■ Aim:
Transcribe all the entries word for word, skipping the pictures.

A run of records
______

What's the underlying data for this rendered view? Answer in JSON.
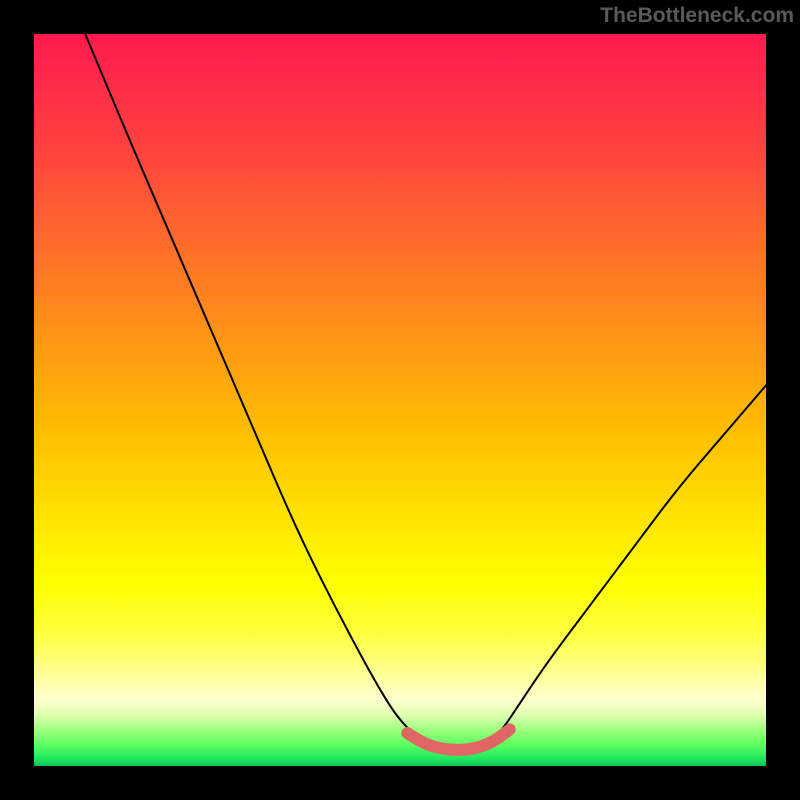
{
  "watermark": "TheBottleneck.com",
  "chart_data": {
    "type": "line",
    "title": "",
    "xlabel": "",
    "ylabel": "",
    "xlim": [
      0,
      100
    ],
    "ylim": [
      0,
      100
    ],
    "axes_visible": false,
    "background_gradient_top_color": "#ff1a4d",
    "background_gradient_bottom_color": "#0fc45a",
    "series": [
      {
        "name": "bottleneck-curve",
        "color": "#000000",
        "x": [
          7,
          12,
          18,
          24,
          30,
          36,
          42,
          48,
          51,
          54,
          56,
          58,
          60,
          62,
          64,
          66,
          70,
          76,
          82,
          88,
          94,
          100
        ],
        "y": [
          100,
          88,
          74,
          60,
          46,
          32,
          20,
          9,
          5,
          3,
          2,
          2,
          2,
          3,
          5,
          8,
          14,
          22,
          30,
          38,
          45,
          52
        ]
      },
      {
        "name": "optimal-band",
        "color": "#e06666",
        "x": [
          51,
          53,
          55,
          57,
          59,
          61,
          63,
          65
        ],
        "y": [
          4.5,
          3.2,
          2.5,
          2.2,
          2.2,
          2.6,
          3.5,
          5.0
        ]
      }
    ]
  }
}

______

■ Exercise answer:
What's the underlying data for this rendered view? Answer in JSON.
{
  "watermark": "TheBottleneck.com",
  "chart_data": {
    "type": "line",
    "title": "",
    "xlabel": "",
    "ylabel": "",
    "xlim": [
      0,
      100
    ],
    "ylim": [
      0,
      100
    ],
    "axes_visible": false,
    "background_gradient_top_color": "#ff1a4d",
    "background_gradient_bottom_color": "#0fc45a",
    "series": [
      {
        "name": "bottleneck-curve",
        "color": "#000000",
        "x": [
          7,
          12,
          18,
          24,
          30,
          36,
          42,
          48,
          51,
          54,
          56,
          58,
          60,
          62,
          64,
          66,
          70,
          76,
          82,
          88,
          94,
          100
        ],
        "y": [
          100,
          88,
          74,
          60,
          46,
          32,
          20,
          9,
          5,
          3,
          2,
          2,
          2,
          3,
          5,
          8,
          14,
          22,
          30,
          38,
          45,
          52
        ]
      },
      {
        "name": "optimal-band",
        "color": "#e06666",
        "x": [
          51,
          53,
          55,
          57,
          59,
          61,
          63,
          65
        ],
        "y": [
          4.5,
          3.2,
          2.5,
          2.2,
          2.2,
          2.6,
          3.5,
          5.0
        ]
      }
    ]
  }
}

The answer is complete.